[start of Dataset records]

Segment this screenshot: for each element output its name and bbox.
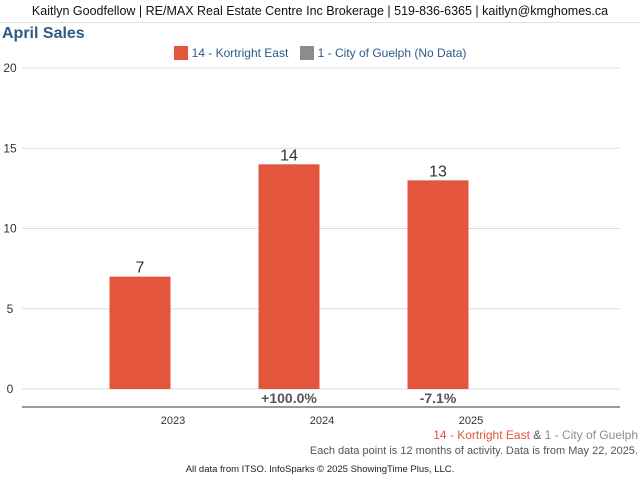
- legend-item-city-of-guelph[interactable]: 1 - City of Guelph (No Data): [299, 44, 467, 62]
- footer-series-secondary: 1 - City of Guelph: [544, 428, 638, 442]
- footer-series-caption: 14 - Kortright East & 1 - City of Guelph: [433, 428, 638, 442]
- legend-item-kortright-east[interactable]: 14 - Kortright East: [173, 44, 289, 62]
- legend-swatch-kortright-east: [173, 46, 188, 60]
- chart-title: April Sales: [2, 25, 85, 42]
- y-tick-label: 15: [3, 141, 17, 155]
- legend-swatch-city-of-guelph: [299, 46, 314, 60]
- y-tick-label: 20: [3, 61, 17, 75]
- y-tick-label: 5: [7, 302, 14, 316]
- change-label: +100.0%: [261, 390, 317, 406]
- change-label: -7.1%: [420, 390, 457, 406]
- bar-2025[interactable]: [407, 180, 469, 389]
- bar-value-label: 14: [280, 147, 298, 164]
- x-tick-label: 2024: [310, 415, 334, 427]
- bar-chart: 0 5 10 15 20 7 2023 14 +100.0% 2024 13 -7.1%2025: [3, 61, 620, 427]
- bar-2024[interactable]: [258, 164, 320, 389]
- x-tick-label: 2025: [459, 415, 483, 427]
- footer-series-joiner: &: [533, 428, 542, 442]
- footer-source: All data from ITSO. InfoSparks © 2025 Sh…: [185, 464, 455, 475]
- bar-2023[interactable]: [109, 276, 171, 389]
- footer-data-note: Each data point is 12 months of activity…: [309, 445, 638, 457]
- legend-label-kortright-east: 14 - Kortright East: [191, 46, 289, 60]
- agent-contact-header: Kaitlyn Goodfellow | RE/MAX Real Estate …: [0, 0, 640, 23]
- chart-legend: 14 - Kortright East 1 - City of Guelph (…: [0, 44, 640, 62]
- bar-value-label: 7: [136, 260, 145, 277]
- x-tick-label: 2023: [161, 415, 185, 427]
- footer-series-primary: 14 - Kortright East: [433, 428, 530, 442]
- y-tick-label: 10: [3, 222, 17, 236]
- legend-label-city-of-guelph: 1 - City of Guelph (No Data): [317, 46, 467, 60]
- bar-value-label: 13: [429, 163, 447, 180]
- y-tick-label: 0: [7, 382, 14, 396]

[end of Dataset records]

Please give the number of lines in the entries above that contain the string "tick". Reply with the number alone.

# Result of the exercise:
8